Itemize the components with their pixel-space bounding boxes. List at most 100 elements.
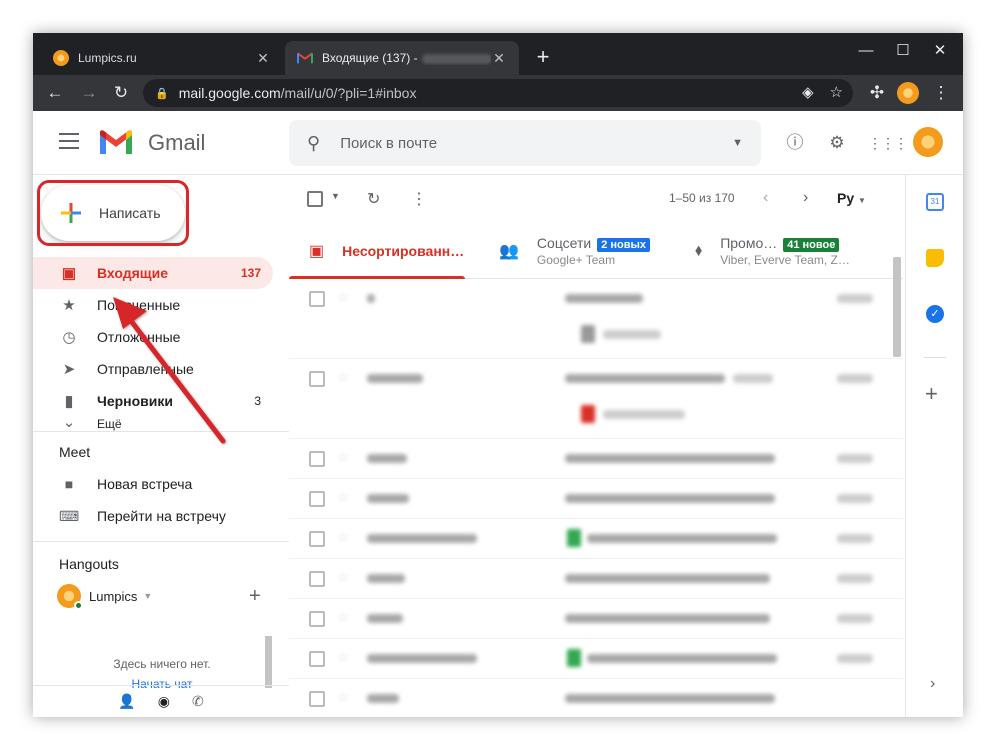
table-row[interactable]: ☆ bbox=[289, 519, 903, 559]
table-row[interactable]: ☆ bbox=[289, 639, 903, 679]
search-bar[interactable]: ⚲ Поиск в почте ▼ bbox=[289, 120, 761, 166]
video-camera-icon: ■ bbox=[64, 476, 74, 492]
empty-text: Здесь ничего нет. bbox=[113, 657, 211, 671]
close-tab-icon[interactable]: ✕ bbox=[491, 50, 507, 67]
address-bar[interactable]: 🔒 mail.google.com /mail/u/0/?pli=1#inbox… bbox=[143, 79, 853, 107]
row-checkbox[interactable] bbox=[309, 611, 325, 627]
new-count-badge: 41 новое bbox=[783, 238, 840, 252]
star-icon[interactable]: ☆ bbox=[337, 449, 350, 466]
tab-senders: Google+ Team bbox=[536, 253, 616, 267]
keep-icon[interactable] bbox=[926, 249, 944, 267]
menu-dots-icon[interactable]: ⋮ bbox=[929, 81, 953, 105]
tab-promotions[interactable]: ⬧ Промо… 41 новое Viber, Everve Team, Z… bbox=[695, 223, 850, 279]
close-tab-icon[interactable]: ✕ bbox=[255, 50, 271, 67]
star-icon[interactable]: ☆ bbox=[337, 569, 350, 586]
tab-lumpics[interactable]: Lumpics.ru ✕ bbox=[41, 41, 283, 75]
pagination-range: 1–50 из 170 bbox=[669, 191, 735, 205]
clock-icon: ◷ bbox=[62, 329, 76, 346]
apps-grid-icon[interactable]: ⋮⋮⋮ bbox=[868, 131, 908, 155]
search-options-icon[interactable]: ▼ bbox=[732, 137, 743, 149]
search-icon[interactable]: ⚲ bbox=[307, 133, 320, 154]
star-icon[interactable]: ☆ bbox=[337, 489, 350, 506]
row-checkbox[interactable] bbox=[309, 451, 325, 467]
star-icon[interactable]: ☆ bbox=[337, 649, 350, 666]
add-addon-icon[interactable]: + bbox=[925, 381, 938, 407]
tab-name: Соцсети bbox=[536, 235, 592, 251]
gmail-m-icon bbox=[100, 130, 132, 154]
table-row[interactable]: ☆ bbox=[289, 559, 903, 599]
star-icon[interactable]: ☆ bbox=[337, 529, 350, 546]
gmail-logo[interactable]: Gmail bbox=[98, 129, 205, 157]
row-checkbox[interactable] bbox=[309, 291, 325, 307]
list-scrollbar[interactable] bbox=[893, 257, 901, 357]
close-window-icon[interactable]: ✕ bbox=[925, 39, 955, 63]
tab-primary[interactable]: ▣ Несортированн… bbox=[289, 223, 465, 279]
inbox-icon: ▣ bbox=[61, 265, 77, 282]
gmail-favicon-icon bbox=[297, 52, 313, 64]
tasks-icon[interactable]: ✓ bbox=[926, 305, 944, 323]
contacts-icon[interactable]: 👤 bbox=[118, 693, 135, 710]
row-checkbox[interactable] bbox=[309, 371, 325, 387]
add-contact-icon[interactable]: + bbox=[249, 585, 261, 608]
new-meeting-item[interactable]: ■ Новая встреча bbox=[33, 468, 289, 500]
select-dropdown-icon[interactable]: ▼ bbox=[331, 191, 340, 201]
select-all-checkbox[interactable] bbox=[307, 191, 323, 207]
gmail-header: Gmail ⚲ Поиск в почте ▼ ⓘ ⚙ ⋮⋮⋮ bbox=[33, 111, 963, 175]
main-menu-icon[interactable] bbox=[59, 133, 79, 151]
input-language-label: Ру bbox=[837, 190, 855, 206]
forward-icon[interactable]: → bbox=[77, 81, 101, 105]
hangouts-user-name: Lumpics bbox=[89, 588, 138, 604]
row-checkbox[interactable] bbox=[309, 491, 325, 507]
back-icon[interactable]: ← bbox=[43, 81, 67, 105]
table-row[interactable]: ☆ bbox=[289, 279, 903, 359]
hangouts-scrollbar[interactable] bbox=[265, 636, 272, 688]
bookmark-star-icon[interactable]: ☆ bbox=[830, 83, 843, 101]
hangouts-chat-icon[interactable]: ◉ bbox=[158, 693, 170, 710]
tab-gmail[interactable]: Входящие (137) - ✕ bbox=[285, 41, 519, 75]
new-count-badge: 2 новых bbox=[597, 238, 651, 252]
url-path: /mail/u/0/?pli=1#inbox bbox=[280, 85, 417, 101]
chevron-down-icon[interactable]: ▼ bbox=[143, 591, 152, 601]
table-row[interactable]: ☆ bbox=[289, 479, 903, 519]
phone-icon[interactable]: ✆ bbox=[192, 693, 204, 710]
star-icon[interactable]: ☆ bbox=[337, 689, 350, 706]
star-icon[interactable]: ☆ bbox=[337, 609, 350, 626]
search-input[interactable]: Поиск в почте bbox=[340, 135, 732, 152]
hangouts-user[interactable]: Lumpics ▼ + bbox=[33, 580, 289, 612]
row-checkbox[interactable] bbox=[309, 531, 325, 547]
expand-panel-icon[interactable]: › bbox=[930, 675, 935, 693]
row-checkbox[interactable] bbox=[309, 651, 325, 667]
chevron-down-icon: ▼ bbox=[858, 196, 866, 205]
refresh-icon[interactable]: ↻ bbox=[367, 189, 380, 209]
help-icon[interactable]: ⓘ bbox=[783, 131, 807, 155]
lock-icon: 🔒 bbox=[155, 87, 169, 100]
input-language-button[interactable]: Ру ▼ bbox=[837, 190, 866, 206]
table-row[interactable]: ☆ bbox=[289, 359, 903, 439]
star-icon[interactable]: ☆ bbox=[337, 369, 350, 386]
join-meeting-item[interactable]: ⌨ Перейти на встречу bbox=[33, 500, 289, 532]
profile-avatar-icon[interactable] bbox=[897, 82, 919, 104]
calendar-icon[interactable]: 31 bbox=[926, 193, 944, 211]
sidebar-item-inbox[interactable]: ▣ Входящие 137 bbox=[33, 257, 273, 289]
account-avatar[interactable] bbox=[913, 127, 943, 157]
prev-page-icon[interactable]: ‹ bbox=[763, 189, 768, 207]
nav-count: 3 bbox=[254, 394, 261, 408]
next-page-icon[interactable]: › bbox=[803, 189, 808, 207]
minimize-icon[interactable]: — bbox=[851, 39, 881, 63]
star-icon[interactable]: ☆ bbox=[337, 289, 350, 306]
online-status-dot bbox=[74, 601, 83, 610]
extensions-icon[interactable]: ✣ bbox=[865, 81, 889, 105]
row-checkbox[interactable] bbox=[309, 691, 325, 707]
settings-gear-icon[interactable]: ⚙ bbox=[825, 131, 849, 155]
tab-social[interactable]: 👥 Соцсети 2 новых Google+ Team bbox=[499, 223, 651, 279]
new-tab-icon[interactable]: + bbox=[531, 46, 555, 68]
people-icon: 👥 bbox=[499, 243, 519, 260]
more-options-icon[interactable]: ⋮ bbox=[411, 189, 427, 209]
table-row[interactable]: ☆ bbox=[289, 439, 903, 479]
table-row[interactable]: ☆ bbox=[289, 599, 903, 639]
table-row[interactable]: ☆ bbox=[289, 679, 903, 717]
row-checkbox[interactable] bbox=[309, 571, 325, 587]
eye-icon[interactable]: ◈ bbox=[802, 83, 814, 101]
reload-icon[interactable]: ↻ bbox=[109, 81, 133, 105]
maximize-icon[interactable]: ☐ bbox=[888, 39, 918, 63]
________________
Copy out every line of the records above exactly, leaving out the pictures.

> [Solution to the problem]:
Itemize the components with their pixel-space bounding boxes. List at most 100 elements.
table-row[interactable]: ☆ bbox=[289, 519, 903, 559]
table-row[interactable]: ☆ bbox=[289, 639, 903, 679]
search-bar[interactable]: ⚲ Поиск в почте ▼ bbox=[289, 120, 761, 166]
video-camera-icon: ■ bbox=[64, 476, 74, 492]
empty-text: Здесь ничего нет. bbox=[113, 657, 211, 671]
close-tab-icon[interactable]: ✕ bbox=[491, 50, 507, 67]
address-bar[interactable]: 🔒 mail.google.com /mail/u/0/?pli=1#inbox… bbox=[143, 79, 853, 107]
row-checkbox[interactable] bbox=[309, 611, 325, 627]
new-count-badge: 41 новое bbox=[783, 238, 840, 252]
star-icon[interactable]: ☆ bbox=[337, 449, 350, 466]
tab-senders: Google+ Team bbox=[536, 253, 616, 267]
keep-icon[interactable] bbox=[926, 249, 944, 267]
menu-dots-icon[interactable]: ⋮ bbox=[929, 81, 953, 105]
tab-promotions[interactable]: ⬧ Промо… 41 новое Viber, Everve Team, Z… bbox=[695, 223, 850, 279]
close-tab-icon[interactable]: ✕ bbox=[255, 50, 271, 67]
star-icon[interactable]: ☆ bbox=[337, 569, 350, 586]
tab-lumpics[interactable]: Lumpics.ru ✕ bbox=[41, 41, 283, 75]
pagination-range: 1–50 из 170 bbox=[669, 191, 735, 205]
clock-icon: ◷ bbox=[62, 329, 76, 346]
apps-grid-icon[interactable]: ⋮⋮⋮ bbox=[868, 131, 908, 155]
search-options-icon[interactable]: ▼ bbox=[732, 137, 743, 149]
search-icon[interactable]: ⚲ bbox=[307, 133, 320, 154]
star-icon[interactable]: ☆ bbox=[337, 489, 350, 506]
row-checkbox[interactable] bbox=[309, 451, 325, 467]
star-icon[interactable]: ☆ bbox=[337, 649, 350, 666]
add-addon-icon[interactable]: + bbox=[925, 381, 938, 407]
tab-name: Соцсети bbox=[536, 235, 592, 251]
gmail-m-icon bbox=[100, 130, 132, 154]
table-row[interactable]: ☆ bbox=[289, 559, 903, 599]
star-icon[interactable]: ☆ bbox=[337, 529, 350, 546]
gmail-logo[interactable]: Gmail bbox=[98, 129, 205, 157]
row-checkbox[interactable] bbox=[309, 291, 325, 307]
list-scrollbar[interactable] bbox=[893, 257, 901, 357]
close-window-icon[interactable]: ✕ bbox=[925, 39, 955, 63]
tab-primary[interactable]: ▣ Несортированн… bbox=[289, 223, 465, 279]
inbox-icon: ▣ bbox=[61, 265, 77, 282]
gmail-favicon-icon bbox=[297, 52, 313, 64]
tasks-icon[interactable]: ✓ bbox=[926, 305, 944, 323]
contacts-icon[interactable]: 👤 bbox=[118, 693, 135, 710]
row-checkbox[interactable] bbox=[309, 371, 325, 387]
add-contact-icon[interactable]: + bbox=[249, 585, 261, 608]
new-meeting-item[interactable]: ■ Новая встреча bbox=[33, 468, 289, 500]
select-dropdown-icon[interactable]: ▼ bbox=[331, 191, 340, 201]
select-all-checkbox[interactable] bbox=[307, 191, 323, 207]
gmail-header: Gmail ⚲ Поиск в почте ▼ ⓘ ⚙ ⋮⋮⋮ bbox=[33, 111, 963, 175]
main-menu-icon[interactable] bbox=[59, 133, 79, 151]
input-language-label: Ру bbox=[837, 190, 855, 206]
forward-icon[interactable]: → bbox=[77, 81, 101, 105]
hangouts-user-name: Lumpics bbox=[89, 588, 138, 604]
row-checkbox[interactable] bbox=[309, 491, 325, 507]
back-icon[interactable]: ← bbox=[43, 81, 67, 105]
table-row[interactable]: ☆ bbox=[289, 279, 903, 359]
hangouts-scrollbar[interactable] bbox=[265, 636, 272, 688]
bookmark-star-icon[interactable]: ☆ bbox=[830, 83, 843, 101]
hangouts-chat-icon[interactable]: ◉ bbox=[158, 693, 170, 710]
tab-gmail[interactable]: Входящие (137) - ✕ bbox=[285, 41, 519, 75]
new-count-badge: 2 новых bbox=[597, 238, 651, 252]
url-path: /mail/u/0/?pli=1#inbox bbox=[280, 85, 417, 101]
chevron-down-icon[interactable]: ▼ bbox=[143, 591, 152, 601]
table-row[interactable]: ☆ bbox=[289, 479, 903, 519]
phone-icon[interactable]: ✆ bbox=[192, 693, 204, 710]
star-icon[interactable]: ☆ bbox=[337, 689, 350, 706]
star-icon[interactable]: ☆ bbox=[337, 609, 350, 626]
search-input[interactable]: Поиск в почте bbox=[340, 135, 732, 152]
hangouts-user[interactable]: Lumpics ▼ + bbox=[33, 580, 289, 612]
row-checkbox[interactable] bbox=[309, 531, 325, 547]
expand-panel-icon[interactable]: › bbox=[930, 675, 935, 693]
row-checkbox[interactable] bbox=[309, 651, 325, 667]
chevron-down-icon: ▼ bbox=[858, 196, 866, 205]
refresh-icon[interactable]: ↻ bbox=[367, 189, 380, 209]
help-icon[interactable]: ⓘ bbox=[783, 131, 807, 155]
lock-icon: 🔒 bbox=[155, 87, 169, 100]
input-language-button[interactable]: Ру ▼ bbox=[837, 190, 866, 206]
table-row[interactable]: ☆ bbox=[289, 359, 903, 439]
star-icon[interactable]: ☆ bbox=[337, 369, 350, 386]
join-meeting-item[interactable]: ⌨ Перейти на встречу bbox=[33, 500, 289, 532]
profile-avatar-icon[interactable] bbox=[897, 82, 919, 104]
calendar-icon[interactable]: 31 bbox=[926, 193, 944, 211]
sidebar-item-inbox[interactable]: ▣ Входящие 137 bbox=[33, 257, 273, 289]
account-avatar[interactable] bbox=[913, 127, 943, 157]
prev-page-icon[interactable]: ‹ bbox=[763, 189, 768, 207]
nav-count: 3 bbox=[254, 394, 261, 408]
next-page-icon[interactable]: › bbox=[803, 189, 808, 207]
minimize-icon[interactable]: — bbox=[851, 39, 881, 63]
star-icon[interactable]: ☆ bbox=[337, 289, 350, 306]
online-status-dot bbox=[74, 601, 83, 610]
extensions-icon[interactable]: ✣ bbox=[865, 81, 889, 105]
row-checkbox[interactable] bbox=[309, 691, 325, 707]
settings-gear-icon[interactable]: ⚙ bbox=[825, 131, 849, 155]
tab-social[interactable]: 👥 Соцсети 2 новых Google+ Team bbox=[499, 223, 651, 279]
new-tab-icon[interactable]: + bbox=[531, 46, 555, 68]
people-icon: 👥 bbox=[499, 243, 519, 260]
more-options-icon[interactable]: ⋮ bbox=[411, 189, 427, 209]
table-row[interactable]: ☆ bbox=[289, 439, 903, 479]
table-row[interactable]: ☆ bbox=[289, 599, 903, 639]
table-row[interactable]: ☆ bbox=[289, 679, 903, 717]
row-checkbox[interactable] bbox=[309, 571, 325, 587]
eye-icon[interactable]: ◈ bbox=[802, 83, 814, 101]
reload-icon[interactable]: ↻ bbox=[109, 81, 133, 105]
maximize-icon[interactable]: ☐ bbox=[888, 39, 918, 63]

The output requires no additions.